**Records**

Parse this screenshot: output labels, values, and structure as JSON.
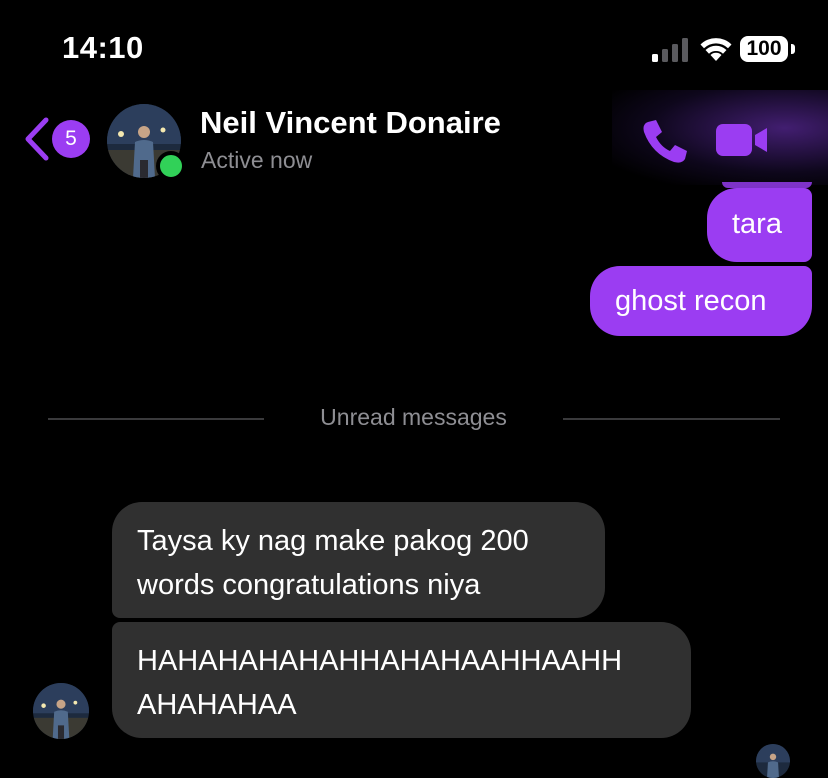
{
  "status_bar": {
    "time": "14:10",
    "battery": "100"
  },
  "header": {
    "back_badge_count": "5",
    "contact_name": "Neil Vincent Donaire",
    "contact_status": "Active now",
    "presence_color": "#31d158",
    "back_icon": "chevron-left-icon",
    "call_icon": "phone-icon",
    "video_icon": "video-camera-icon"
  },
  "messages": {
    "outgoing": [
      {
        "text": "tara"
      },
      {
        "text": "ghost recon"
      }
    ],
    "unread_divider": "Unread messages",
    "incoming": [
      {
        "lines": [
          "Taysa ky nag make pakog 200",
          "words congratulations niya"
        ]
      },
      {
        "lines": [
          "HAHAHAHAHAHHAHAHAAHHAAHH",
          "AHAHAHAA"
        ]
      }
    ]
  },
  "theme": {
    "accent": "#9b3df2",
    "incoming_bubble": "#303030",
    "background": "#000000",
    "secondary_text": "#8e8e93"
  }
}
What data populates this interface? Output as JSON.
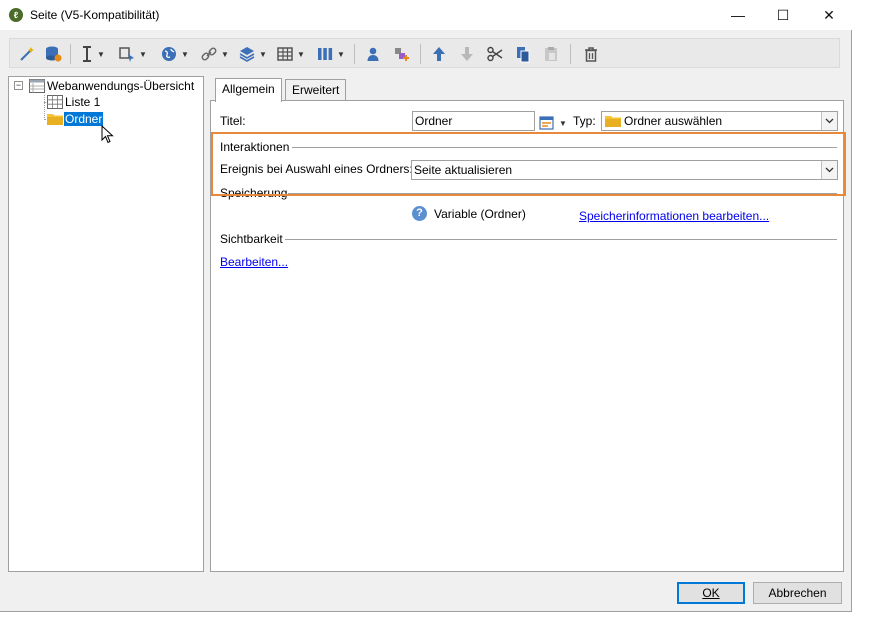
{
  "window": {
    "title": "Seite (V5-Kompatibilität)",
    "minimize": "—",
    "maximize": "☐",
    "close": "✕"
  },
  "tree": {
    "root": "Webanwendungs-Übersicht",
    "items": [
      "Liste 1",
      "Ordner"
    ],
    "selected": "Ordner",
    "expander": "−"
  },
  "tabs": [
    "Allgemein",
    "Erweitert"
  ],
  "form": {
    "title_label": "Titel:",
    "title_value": "Ordner",
    "type_label": "Typ:",
    "type_value": "Ordner auswählen",
    "interactions_section": "Interaktionen",
    "event_label": "Ereignis bei Auswahl eines Ordners:",
    "event_value": "Seite aktualisieren",
    "storage_section": "Speicherung",
    "storage_variable": "Variable (Ordner)",
    "storage_link": "Speicherinformationen bearbeiten...",
    "visibility_section": "Sichtbarkeit",
    "visibility_link": "Bearbeiten..."
  },
  "buttons": {
    "ok": "OK",
    "cancel": "Abbrechen"
  },
  "colors": {
    "highlight": "#e8883a",
    "selection": "#0078d7",
    "folder": "#f5c333",
    "link": "#0000ee"
  }
}
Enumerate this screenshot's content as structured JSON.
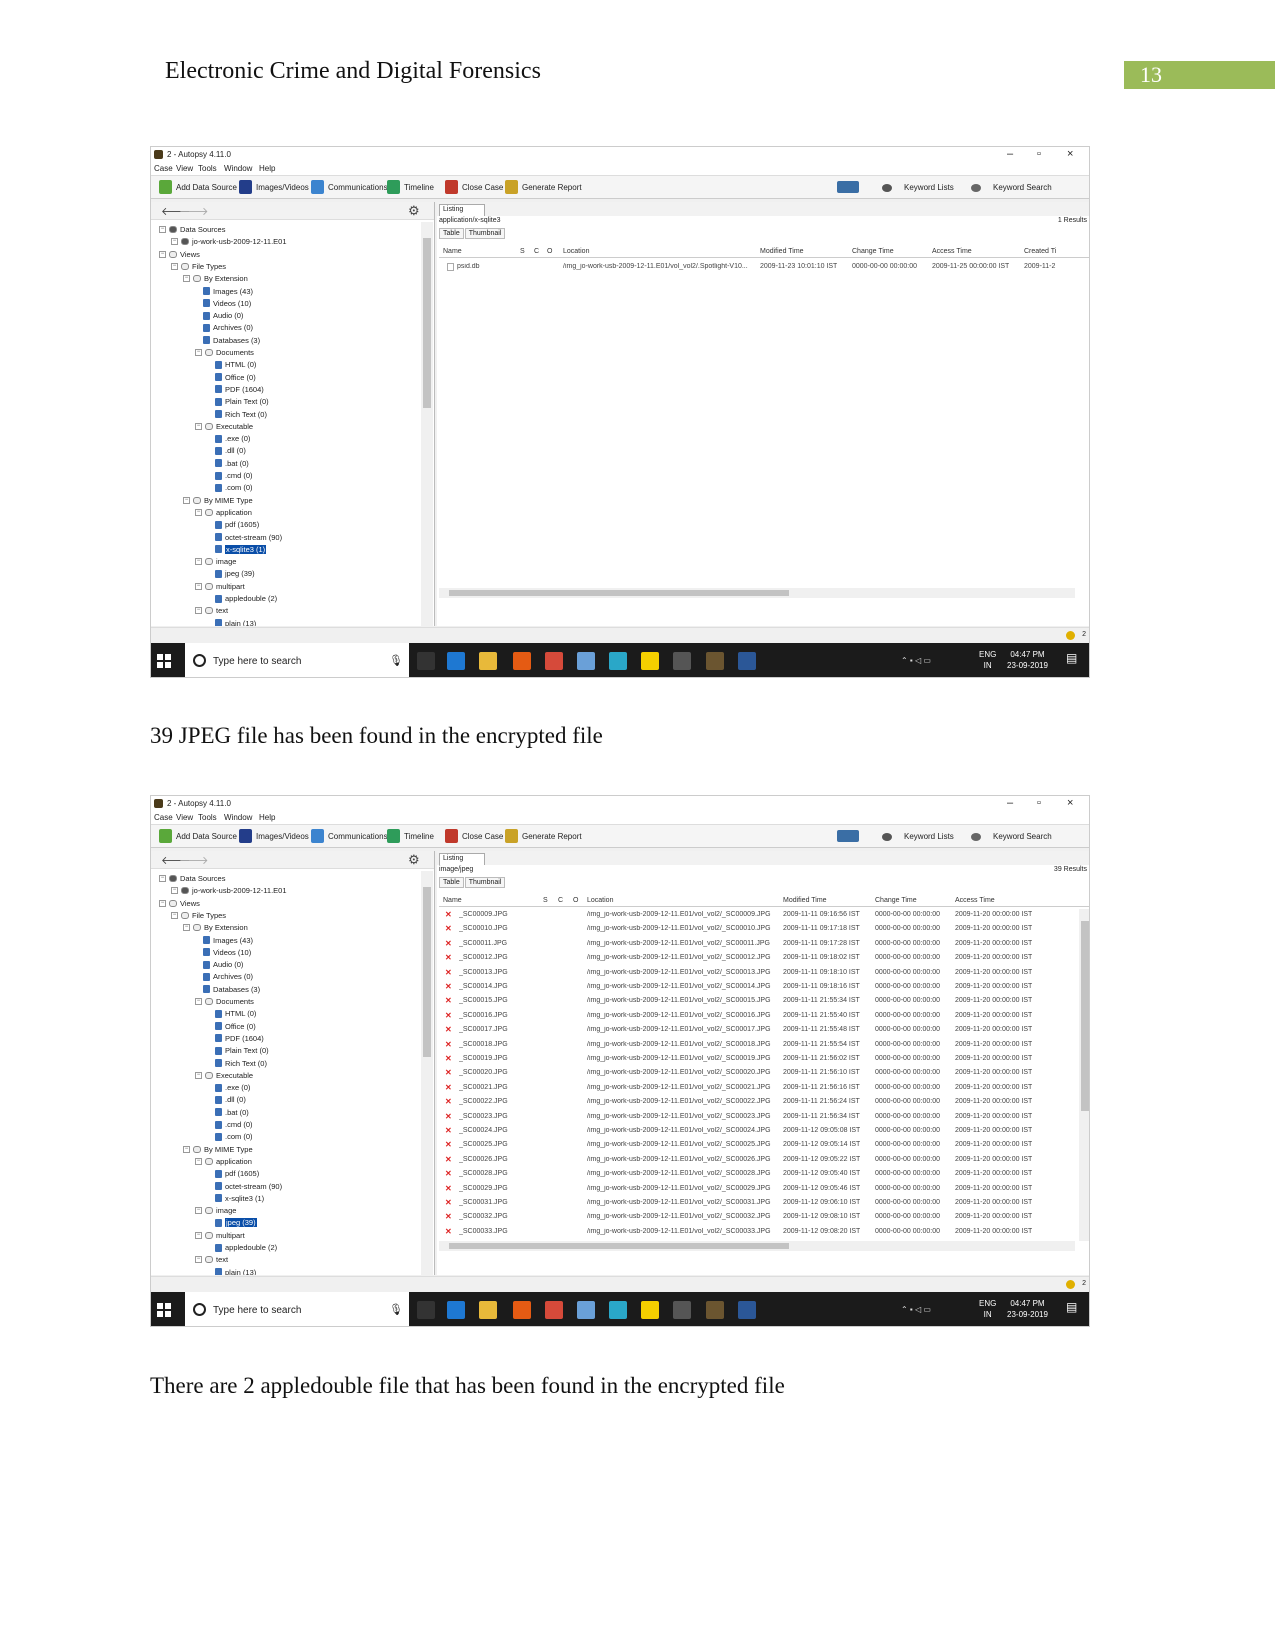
{
  "header": {
    "title": "Electronic Crime and Digital Forensics",
    "page_number": "13"
  },
  "captions": {
    "first": "39 JPEG file has been found in the encrypted file",
    "second": "There are 2 appledouble file that has been found in the encrypted file"
  },
  "app": {
    "title": "2 - Autopsy 4.11.0",
    "menu": [
      "Case",
      "View",
      "Tools",
      "Window",
      "Help"
    ],
    "toolbar": [
      "Add Data Source",
      "Images/Videos",
      "Communications",
      "Timeline",
      "Close Case",
      "Generate Report",
      "Keyword Lists",
      "Keyword Search"
    ],
    "tabs": {
      "listing": "Listing",
      "table": "Table",
      "thumbnail": "Thumbnail"
    },
    "status_count": "2"
  },
  "tree": {
    "data_sources": "Data Sources",
    "image": "jo-work-usb-2009-12-11.E01",
    "views": "Views",
    "file_types": "File Types",
    "by_extension": "By Extension",
    "images": "Images (43)",
    "videos": "Videos (10)",
    "audio": "Audio (0)",
    "archives": "Archives (0)",
    "databases": "Databases (3)",
    "documents": "Documents",
    "html": "HTML (0)",
    "office": "Office (0)",
    "pdf": "PDF (1604)",
    "plain_text": "Plain Text (0)",
    "rich_text": "Rich Text (0)",
    "executable": "Executable",
    "exe": ".exe (0)",
    "dll": ".dll (0)",
    "bat": ".bat (0)",
    "cmd": ".cmd (0)",
    "com": ".com (0)",
    "by_mime": "By MIME Type",
    "application": "application",
    "mime_pdf": "pdf (1605)",
    "octet": "octet-stream (90)",
    "sqlite": "x-sqlite3 (1)",
    "image_group": "image",
    "jpeg": "jpeg (39)",
    "multipart": "multipart",
    "appledouble": "appledouble (2)",
    "text": "text",
    "plain": "plain (13)"
  },
  "shot1": {
    "mime": "application/x-sqlite3",
    "results": "1 Results",
    "headers": [
      "Name",
      "S",
      "C",
      "O",
      "Location",
      "Modified Time",
      "Change Time",
      "Access Time",
      "Created Ti"
    ],
    "row": {
      "name": "psid.db",
      "location": "/img_jo-work-usb-2009-12-11.E01/vol_vol2/.Spotlight-V10...",
      "modified": "2009-11-23 10:01:10 IST",
      "change": "0000-00-00 00:00:00",
      "access": "2009-11-25 00:00:00 IST",
      "created": "2009-11-2"
    }
  },
  "shot2": {
    "mime": "image/jpeg",
    "results": "39 Results",
    "headers": [
      "Name",
      "S",
      "C",
      "O",
      "Location",
      "Modified Time",
      "Change Time",
      "Access Time"
    ],
    "location_prefix": "/img_jo-work-usb-2009-12-11.E01/vol_vol2/",
    "change": "0000-00-00 00:00:00",
    "access": "2009-11-20 00:00:00 IST",
    "rows": [
      {
        "name": "_SC00009.JPG",
        "modified": "2009-11-11 09:16:56 IST"
      },
      {
        "name": "_SC00010.JPG",
        "modified": "2009-11-11 09:17:18 IST"
      },
      {
        "name": "_SC00011.JPG",
        "modified": "2009-11-11 09:17:28 IST"
      },
      {
        "name": "_SC00012.JPG",
        "modified": "2009-11-11 09:18:02 IST"
      },
      {
        "name": "_SC00013.JPG",
        "modified": "2009-11-11 09:18:10 IST"
      },
      {
        "name": "_SC00014.JPG",
        "modified": "2009-11-11 09:18:16 IST"
      },
      {
        "name": "_SC00015.JPG",
        "modified": "2009-11-11 21:55:34 IST"
      },
      {
        "name": "_SC00016.JPG",
        "modified": "2009-11-11 21:55:40 IST"
      },
      {
        "name": "_SC00017.JPG",
        "modified": "2009-11-11 21:55:48 IST"
      },
      {
        "name": "_SC00018.JPG",
        "modified": "2009-11-11 21:55:54 IST"
      },
      {
        "name": "_SC00019.JPG",
        "modified": "2009-11-11 21:56:02 IST"
      },
      {
        "name": "_SC00020.JPG",
        "modified": "2009-11-11 21:56:10 IST"
      },
      {
        "name": "_SC00021.JPG",
        "modified": "2009-11-11 21:56:16 IST"
      },
      {
        "name": "_SC00022.JPG",
        "modified": "2009-11-11 21:56:24 IST"
      },
      {
        "name": "_SC00023.JPG",
        "modified": "2009-11-11 21:56:34 IST"
      },
      {
        "name": "_SC00024.JPG",
        "modified": "2009-11-12 09:05:08 IST"
      },
      {
        "name": "_SC00025.JPG",
        "modified": "2009-11-12 09:05:14 IST"
      },
      {
        "name": "_SC00026.JPG",
        "modified": "2009-11-12 09:05:22 IST"
      },
      {
        "name": "_SC00028.JPG",
        "modified": "2009-11-12 09:05:40 IST"
      },
      {
        "name": "_SC00029.JPG",
        "modified": "2009-11-12 09:05:46 IST"
      },
      {
        "name": "_SC00031.JPG",
        "modified": "2009-11-12 09:06:10 IST"
      },
      {
        "name": "_SC00032.JPG",
        "modified": "2009-11-12 09:08:10 IST"
      },
      {
        "name": "_SC00033.JPG",
        "modified": "2009-11-12 09:08:20 IST"
      }
    ]
  },
  "taskbar": {
    "search_placeholder": "Type here to search",
    "lang1": "ENG",
    "lang2": "IN",
    "time": "04:47 PM",
    "date": "23-09-2019"
  }
}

**What the task requires**
Go through the records above and copy every line with the word "this".

**Completed task**
Parse this screenshot: output labels, values, and structure as JSON.
What data populates this interface? Output as JSON.
Enumerate this screenshot's content as structured JSON.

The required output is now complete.